* start Items *

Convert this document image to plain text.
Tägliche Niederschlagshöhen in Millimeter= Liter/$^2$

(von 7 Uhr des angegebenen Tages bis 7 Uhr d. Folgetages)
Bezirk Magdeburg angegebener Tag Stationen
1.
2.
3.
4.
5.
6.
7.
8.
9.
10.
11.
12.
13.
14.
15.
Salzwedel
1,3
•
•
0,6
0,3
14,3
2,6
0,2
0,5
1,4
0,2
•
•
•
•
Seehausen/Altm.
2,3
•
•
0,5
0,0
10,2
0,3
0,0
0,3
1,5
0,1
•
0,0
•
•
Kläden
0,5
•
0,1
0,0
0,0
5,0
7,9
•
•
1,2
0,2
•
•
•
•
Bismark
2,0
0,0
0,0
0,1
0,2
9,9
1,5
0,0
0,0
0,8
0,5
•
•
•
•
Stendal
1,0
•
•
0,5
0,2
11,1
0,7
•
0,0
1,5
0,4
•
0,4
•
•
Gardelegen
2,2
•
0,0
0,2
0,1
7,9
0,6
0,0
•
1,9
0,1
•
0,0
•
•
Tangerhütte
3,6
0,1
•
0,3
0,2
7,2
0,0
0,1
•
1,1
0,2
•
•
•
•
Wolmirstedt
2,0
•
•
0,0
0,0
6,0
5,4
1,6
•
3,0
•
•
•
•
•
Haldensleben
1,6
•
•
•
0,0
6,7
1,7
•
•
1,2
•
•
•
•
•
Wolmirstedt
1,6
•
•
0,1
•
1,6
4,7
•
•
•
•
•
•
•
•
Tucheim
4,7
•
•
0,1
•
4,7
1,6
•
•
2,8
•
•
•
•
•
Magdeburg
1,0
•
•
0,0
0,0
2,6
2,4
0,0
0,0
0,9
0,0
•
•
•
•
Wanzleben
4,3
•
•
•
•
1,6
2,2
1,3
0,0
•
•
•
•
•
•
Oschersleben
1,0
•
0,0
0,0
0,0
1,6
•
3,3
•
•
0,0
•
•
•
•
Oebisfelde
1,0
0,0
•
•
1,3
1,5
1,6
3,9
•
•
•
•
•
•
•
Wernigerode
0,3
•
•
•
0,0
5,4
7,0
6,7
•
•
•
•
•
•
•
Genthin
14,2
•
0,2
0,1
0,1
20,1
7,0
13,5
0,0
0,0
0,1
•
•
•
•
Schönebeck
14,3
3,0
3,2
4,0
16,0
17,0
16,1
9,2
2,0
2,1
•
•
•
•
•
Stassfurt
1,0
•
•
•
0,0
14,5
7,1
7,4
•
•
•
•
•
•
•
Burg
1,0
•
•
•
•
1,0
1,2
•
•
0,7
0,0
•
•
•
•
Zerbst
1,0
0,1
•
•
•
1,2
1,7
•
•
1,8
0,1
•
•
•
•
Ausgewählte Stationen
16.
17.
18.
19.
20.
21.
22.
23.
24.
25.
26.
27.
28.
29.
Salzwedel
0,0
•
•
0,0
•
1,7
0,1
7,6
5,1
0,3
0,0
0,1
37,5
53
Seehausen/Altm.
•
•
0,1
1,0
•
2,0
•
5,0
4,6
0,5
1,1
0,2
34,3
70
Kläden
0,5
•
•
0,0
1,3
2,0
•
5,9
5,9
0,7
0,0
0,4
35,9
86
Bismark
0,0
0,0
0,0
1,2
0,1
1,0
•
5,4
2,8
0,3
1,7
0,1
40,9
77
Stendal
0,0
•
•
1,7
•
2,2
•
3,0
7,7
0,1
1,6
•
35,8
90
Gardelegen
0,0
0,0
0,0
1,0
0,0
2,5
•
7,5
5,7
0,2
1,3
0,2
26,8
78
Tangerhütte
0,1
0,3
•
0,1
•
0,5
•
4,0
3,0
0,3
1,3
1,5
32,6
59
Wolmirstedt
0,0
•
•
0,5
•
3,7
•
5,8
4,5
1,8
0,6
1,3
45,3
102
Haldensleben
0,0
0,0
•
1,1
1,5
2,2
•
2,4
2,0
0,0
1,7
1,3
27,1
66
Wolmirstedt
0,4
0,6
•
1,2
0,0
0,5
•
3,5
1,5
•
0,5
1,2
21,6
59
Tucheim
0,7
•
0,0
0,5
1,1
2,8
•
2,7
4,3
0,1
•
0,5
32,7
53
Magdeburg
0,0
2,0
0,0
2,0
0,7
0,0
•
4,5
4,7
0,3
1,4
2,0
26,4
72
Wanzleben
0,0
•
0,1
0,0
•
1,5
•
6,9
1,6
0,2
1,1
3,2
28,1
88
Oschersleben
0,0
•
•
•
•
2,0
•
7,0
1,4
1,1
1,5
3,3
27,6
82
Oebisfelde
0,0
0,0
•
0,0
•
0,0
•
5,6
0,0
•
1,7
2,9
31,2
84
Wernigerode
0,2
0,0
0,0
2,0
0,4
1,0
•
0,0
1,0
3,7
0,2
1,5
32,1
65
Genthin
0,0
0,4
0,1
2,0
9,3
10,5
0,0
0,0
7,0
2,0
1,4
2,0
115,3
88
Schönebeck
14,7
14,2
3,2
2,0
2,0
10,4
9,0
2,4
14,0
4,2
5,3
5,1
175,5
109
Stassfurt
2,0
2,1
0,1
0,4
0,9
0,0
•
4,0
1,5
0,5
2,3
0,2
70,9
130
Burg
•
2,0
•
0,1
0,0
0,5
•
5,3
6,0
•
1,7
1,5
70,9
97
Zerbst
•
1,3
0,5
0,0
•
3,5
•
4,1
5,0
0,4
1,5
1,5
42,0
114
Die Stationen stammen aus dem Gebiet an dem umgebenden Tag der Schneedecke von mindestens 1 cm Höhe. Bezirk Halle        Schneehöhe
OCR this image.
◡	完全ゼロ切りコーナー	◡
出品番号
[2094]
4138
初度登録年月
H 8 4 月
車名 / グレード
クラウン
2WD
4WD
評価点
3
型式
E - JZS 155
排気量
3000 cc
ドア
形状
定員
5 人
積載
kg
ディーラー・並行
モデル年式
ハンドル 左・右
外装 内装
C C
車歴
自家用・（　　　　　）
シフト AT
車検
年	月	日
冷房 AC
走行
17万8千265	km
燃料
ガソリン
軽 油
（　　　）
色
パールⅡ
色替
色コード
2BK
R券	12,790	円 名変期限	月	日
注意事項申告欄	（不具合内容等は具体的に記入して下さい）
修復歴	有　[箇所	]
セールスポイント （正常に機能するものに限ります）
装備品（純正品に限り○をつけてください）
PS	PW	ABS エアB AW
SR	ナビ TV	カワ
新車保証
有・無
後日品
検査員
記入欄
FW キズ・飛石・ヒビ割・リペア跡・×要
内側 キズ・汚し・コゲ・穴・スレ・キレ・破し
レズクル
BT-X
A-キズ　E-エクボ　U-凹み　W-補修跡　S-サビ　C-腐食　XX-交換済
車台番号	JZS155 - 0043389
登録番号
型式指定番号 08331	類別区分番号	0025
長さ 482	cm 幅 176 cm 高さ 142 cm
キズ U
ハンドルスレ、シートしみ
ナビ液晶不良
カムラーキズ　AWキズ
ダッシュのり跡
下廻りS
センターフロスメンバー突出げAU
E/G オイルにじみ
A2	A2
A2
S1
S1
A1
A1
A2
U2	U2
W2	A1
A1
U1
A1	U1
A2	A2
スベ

* end Items *

_What you need to do_:
Send back every record, precisely as written.

_Result of the task_:
Convert this document image to plain text.
Tägliche Niederschlagshöhen in Millimeter= Liter/$^2$

(von 7 Uhr des angegebenen Tages bis 7 Uhr d. Folgetages)
Bezirk Magdeburg angegebener Tag Stationen
1.
2.
3.
4.
5.
6.
7.
8.
9.
10.
11.
12.
13.
14.
15.
Salzwedel
1,3
•
•
0,6
0,3
14,3
2,6
0,2
0,5
1,4
0,2
•
•
•
•
Seehausen/Altm.
2,3
•
•
0,5
0,0
10,2
0,3
0,0
0,3
1,5
0,1
•
0,0
•
•
Kläden
0,5
•
0,1
0,0
0,0
5,0
7,9
•
•
1,2
0,2
•
•
•
•
Bismark
2,0
0,0
0,0
0,1
0,2
9,9
1,5
0,0
0,0
0,8
0,5
•
•
•
•
Stendal
1,0
•
•
0,5
0,2
11,1
0,7
•
0,0
1,5
0,4
•
0,4
•
•
Gardelegen
2,2
•
0,0
0,2
0,1
7,9
0,6
0,0
•
1,9
0,1
•
0,0
•
•
Tangerhütte
3,6
0,1
•
0,3
0,2
7,2
0,0
0,1
•
1,1
0,2
•
•
•
•
Wolmirstedt
2,0
•
•
0,0
0,0
6,0
5,4
1,6
•
3,0
•
•
•
•
•
Haldensleben
1,6
•
•
•
0,0
6,7
1,7
•
•
1,2
•
•
•
•
•
Wolmirstedt
1,6
•
•
0,1
•
1,6
4,7
•
•
•
•
•
•
•
•
Tucheim
4,7
•
•
0,1
•
4,7
1,6
•
•
2,8
•
•
•
•
•
Magdeburg
1,0
•
•
0,0
0,0
2,6
2,4
0,0
0,0
0,9
0,0
•
•
•
•
Wanzleben
4,3
•
•
•
•
1,6
2,2
1,3
0,0
•
•
•
•
•
•
Oschersleben
1,0
•
0,0
0,0
0,0
1,6
•
3,3
•
•
0,0
•
•
•
•
Oebisfelde
1,0
0,0
•
•
1,3
1,5
1,6
3,9
•
•
•
•
•
•
•
Wernigerode
0,3
•
•
•
0,0
5,4
7,0
6,7
•
•
•
•
•
•
•
Genthin
14,2
•
0,2
0,1
0,1
20,1
7,0
13,5
0,0
0,0
0,1
•
•
•
•
Schönebeck
14,3
3,0
3,2
4,0
16,0
17,0
16,1
9,2
2,0
2,1
•
•
•
•
•
Stassfurt
1,0
•
•
•
0,0
14,5
7,1
7,4
•
•
•
•
•
•
•
Burg
1,0
•
•
•
•
1,0
1,2
•
•
0,7
0,0
•
•
•
•
Zerbst
1,0
0,1
•
•
•
1,2
1,7
•
•
1,8
0,1
•
•
•
•
Ausgewählte Stationen
16.
17.
18.
19.
20.
21.
22.
23.
24.
25.
26.
27.
28.
29.
Salzwedel
0,0
•
•
0,0
•
1,7
0,1
7,6
5,1
0,3
0,0
0,1
37,5
53
Seehausen/Altm.
•
•
0,1
1,0
•
2,0
•
5,0
4,6
0,5
1,1
0,2
34,3
70
Kläden
0,5
•
•
0,0
1,3
2,0
•
5,9
5,9
0,7
0,0
0,4
35,9
86
Bismark
0,0
0,0
0,0
1,2
0,1
1,0
•
5,4
2,8
0,3
1,7
0,1
40,9
77
Stendal
0,0
•
•
1,7
•
2,2
•
3,0
7,7
0,1
1,6
•
35,8
90
Gardelegen
0,0
0,0
0,0
1,0
0,0
2,5
•
7,5
5,7
0,2
1,3
0,2
26,8
78
Tangerhütte
0,1
0,3
•
0,1
•
0,5
•
4,0
3,0
0,3
1,3
1,5
32,6
59
Wolmirstedt
0,0
•
•
0,5
•
3,7
•
5,8
4,5
1,8
0,6
1,3
45,3
102
Haldensleben
0,0
0,0
•
1,1
1,5
2,2
•
2,4
2,0
0,0
1,7
1,3
27,1
66
Wolmirstedt
0,4
0,6
•
1,2
0,0
0,5
•
3,5
1,5
•
0,5
1,2
21,6
59
Tucheim
0,7
•
0,0
0,5
1,1
2,8
•
2,7
4,3
0,1
•
0,5
32,7
53
Magdeburg
0,0
2,0
0,0
2,0
0,7
0,0
•
4,5
4,7
0,3
1,4
2,0
26,4
72
Wanzleben
0,0
•
0,1
0,0
•
1,5
•
6,9
1,6
0,2
1,1
3,2
28,1
88
Oschersleben
0,0
•
•
•
•
2,0
•
7,0
1,4
1,1
1,5
3,3
27,6
82
Oebisfelde
0,0
0,0
•
0,0
•
0,0
•
5,6
0,0
•
1,7
2,9
31,2
84
Wernigerode
0,2
0,0
0,0
2,0
0,4
1,0
•
0,0
1,0
3,7
0,2
1,5
32,1
65
Genthin
0,0
0,4
0,1
2,0
9,3
10,5
0,0
0,0
7,0
2,0
1,4
2,0
115,3
88
Schönebeck
14,7
14,2
3,2
2,0
2,0
10,4
9,0
2,4
14,0
4,2
5,3
5,1
175,5
109
Stassfurt
2,0
2,1
0,1
0,4
0,9
0,0
•
4,0
1,5
0,5
2,3
0,2
70,9
130
Burg
•
2,0
•
0,1
0,0
0,5
•
5,3
6,0
•
1,7
1,5
70,9
97
Zerbst
•
1,3
0,5
0,0
•
3,5
•
4,1
5,0
0,4
1,5
1,5
42,0
114
Die Stationen stammen aus dem Gebiet an dem umgebenden Tag der Schneedecke von mindestens 1 cm Höhe. Bezirk Halle        Schneehöhe
OCR this image.
◡	完全ゼロ切りコーナー	◡
出品番号
[2094]
4138
初度登録年月
H 8 4 月
車名 / グレード
クラウン
2WD
4WD
評価点
3
型式
E - JZS 155
排気量
3000 cc
ドア
形状
定員
5 人
積載
kg
ディーラー・並行
モデル年式
ハンドル 左・右
外装 内装
C C
車歴
自家用・（　　　　　）
シフト AT
車検
年	月	日
冷房 AC
走行
17万8千265	km
燃料
ガソリン
軽 油
（　　　）
色
パールⅡ
色替
色コード
2BK
R券	12,790	円 名変期限	月	日
注意事項申告欄	（不具合内容等は具体的に記入して下さい）
修復歴	有　[箇所	]
セールスポイント （正常に機能するものに限ります）
装備品（純正品に限り○をつけてください）
PS	PW	ABS エアB AW
SR	ナビ TV	カワ
新車保証
有・無
後日品
検査員
記入欄
FW キズ・飛石・ヒビ割・リペア跡・×要
内側 キズ・汚し・コゲ・穴・スレ・キレ・破し
レズクル
BT-X
A-キズ　E-エクボ　U-凹み　W-補修跡　S-サビ　C-腐食　XX-交換済
車台番号	JZS155 - 0043389
登録番号
型式指定番号 08331	類別区分番号	0025
長さ 482	cm 幅 176 cm 高さ 142 cm
キズ U
ハンドルスレ、シートしみ
ナビ液晶不良
カムラーキズ　AWキズ
ダッシュのり跡
下廻りS
センターフロスメンバー突出げAU
E/G オイルにじみ
A2	A2
A2
S1
S1
A1
A1
A2
U2	U2
W2	A1
A1
U1
A1	U1
A2	A2
スベ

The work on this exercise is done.